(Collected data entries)
-------
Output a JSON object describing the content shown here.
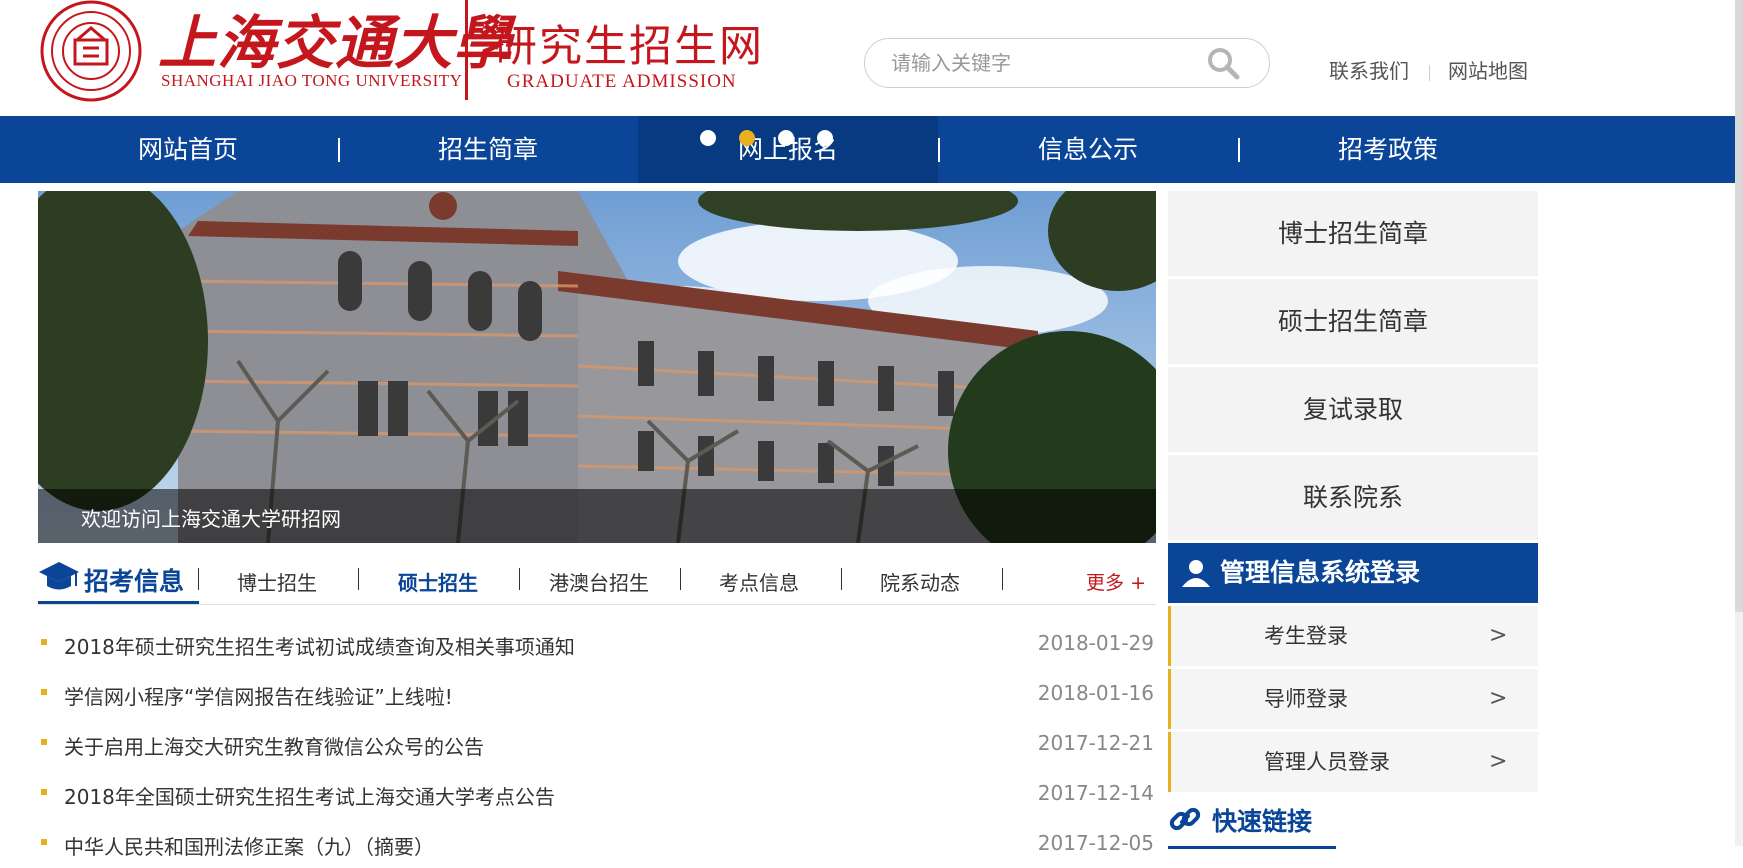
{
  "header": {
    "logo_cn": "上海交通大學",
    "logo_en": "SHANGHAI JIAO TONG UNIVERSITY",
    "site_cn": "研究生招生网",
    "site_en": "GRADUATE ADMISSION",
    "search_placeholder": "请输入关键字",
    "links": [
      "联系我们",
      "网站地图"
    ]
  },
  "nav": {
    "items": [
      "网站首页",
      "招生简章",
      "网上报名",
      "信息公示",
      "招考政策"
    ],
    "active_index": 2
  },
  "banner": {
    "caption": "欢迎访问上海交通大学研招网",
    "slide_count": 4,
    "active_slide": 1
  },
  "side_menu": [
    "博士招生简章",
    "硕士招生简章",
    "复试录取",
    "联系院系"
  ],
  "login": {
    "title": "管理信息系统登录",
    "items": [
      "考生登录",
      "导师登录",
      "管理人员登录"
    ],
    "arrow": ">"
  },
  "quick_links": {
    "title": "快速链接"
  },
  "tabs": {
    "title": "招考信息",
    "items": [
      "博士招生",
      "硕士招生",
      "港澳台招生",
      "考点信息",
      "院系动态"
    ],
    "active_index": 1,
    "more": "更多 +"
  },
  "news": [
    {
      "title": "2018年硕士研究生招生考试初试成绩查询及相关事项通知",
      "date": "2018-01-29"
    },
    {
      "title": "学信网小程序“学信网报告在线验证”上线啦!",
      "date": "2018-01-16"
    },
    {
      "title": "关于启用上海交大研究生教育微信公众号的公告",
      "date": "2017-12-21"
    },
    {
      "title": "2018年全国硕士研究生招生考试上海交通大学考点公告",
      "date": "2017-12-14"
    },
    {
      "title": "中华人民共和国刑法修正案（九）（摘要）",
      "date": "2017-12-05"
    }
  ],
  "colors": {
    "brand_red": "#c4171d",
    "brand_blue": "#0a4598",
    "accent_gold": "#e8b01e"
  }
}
-------
GIVEN PROBLEM — Write out the listing above exactly as it stands, pictures excluded.

EXERCISE SOLUTION —
Output a JSON object describing the content shown here.
{
  "header": {
    "logo_cn": "上海交通大學",
    "logo_en": "SHANGHAI JIAO TONG UNIVERSITY",
    "site_cn": "研究生招生网",
    "site_en": "GRADUATE ADMISSION",
    "search_placeholder": "请输入关键字",
    "links": [
      "联系我们",
      "网站地图"
    ]
  },
  "nav": {
    "items": [
      "网站首页",
      "招生简章",
      "网上报名",
      "信息公示",
      "招考政策"
    ],
    "active_index": 2
  },
  "banner": {
    "caption": "欢迎访问上海交通大学研招网",
    "slide_count": 4,
    "active_slide": 1
  },
  "side_menu": [
    "博士招生简章",
    "硕士招生简章",
    "复试录取",
    "联系院系"
  ],
  "login": {
    "title": "管理信息系统登录",
    "items": [
      "考生登录",
      "导师登录",
      "管理人员登录"
    ],
    "arrow": ">"
  },
  "quick_links": {
    "title": "快速链接"
  },
  "tabs": {
    "title": "招考信息",
    "items": [
      "博士招生",
      "硕士招生",
      "港澳台招生",
      "考点信息",
      "院系动态"
    ],
    "active_index": 1,
    "more": "更多 +"
  },
  "news": [
    {
      "title": "2018年硕士研究生招生考试初试成绩查询及相关事项通知",
      "date": "2018-01-29"
    },
    {
      "title": "学信网小程序“学信网报告在线验证”上线啦!",
      "date": "2018-01-16"
    },
    {
      "title": "关于启用上海交大研究生教育微信公众号的公告",
      "date": "2017-12-21"
    },
    {
      "title": "2018年全国硕士研究生招生考试上海交通大学考点公告",
      "date": "2017-12-14"
    },
    {
      "title": "中华人民共和国刑法修正案（九）（摘要）",
      "date": "2017-12-05"
    }
  ],
  "colors": {
    "brand_red": "#c4171d",
    "brand_blue": "#0a4598",
    "accent_gold": "#e8b01e"
  }
}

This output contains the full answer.